TASK GOAL:
Copy every line from the data below in which the string "this" can be found.
___ INFORMATION GIVEN
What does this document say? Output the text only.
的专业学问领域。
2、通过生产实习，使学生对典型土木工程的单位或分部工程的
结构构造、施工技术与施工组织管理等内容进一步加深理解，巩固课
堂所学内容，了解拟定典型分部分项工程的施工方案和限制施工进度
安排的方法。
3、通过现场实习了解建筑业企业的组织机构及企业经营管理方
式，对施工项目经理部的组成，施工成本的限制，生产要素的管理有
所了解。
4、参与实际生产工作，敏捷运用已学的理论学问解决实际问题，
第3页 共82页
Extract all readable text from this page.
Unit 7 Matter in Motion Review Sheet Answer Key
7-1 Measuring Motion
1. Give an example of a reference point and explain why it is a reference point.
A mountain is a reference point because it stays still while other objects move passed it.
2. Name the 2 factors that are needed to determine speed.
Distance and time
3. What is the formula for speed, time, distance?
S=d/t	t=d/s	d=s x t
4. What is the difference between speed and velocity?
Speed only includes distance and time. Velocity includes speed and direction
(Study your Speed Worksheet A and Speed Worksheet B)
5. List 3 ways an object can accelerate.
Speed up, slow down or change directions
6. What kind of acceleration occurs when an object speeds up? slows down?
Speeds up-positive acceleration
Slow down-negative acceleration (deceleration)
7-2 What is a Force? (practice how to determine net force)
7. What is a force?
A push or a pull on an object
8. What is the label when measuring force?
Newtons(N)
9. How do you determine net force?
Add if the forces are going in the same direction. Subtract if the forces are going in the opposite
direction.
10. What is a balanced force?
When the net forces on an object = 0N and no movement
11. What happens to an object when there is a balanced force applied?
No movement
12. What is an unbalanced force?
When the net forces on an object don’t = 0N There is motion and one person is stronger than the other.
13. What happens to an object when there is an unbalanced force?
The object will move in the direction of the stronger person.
______
THE COMPLETED TASK:
What does this document say? Output the text only.
Extract all readable text from this page.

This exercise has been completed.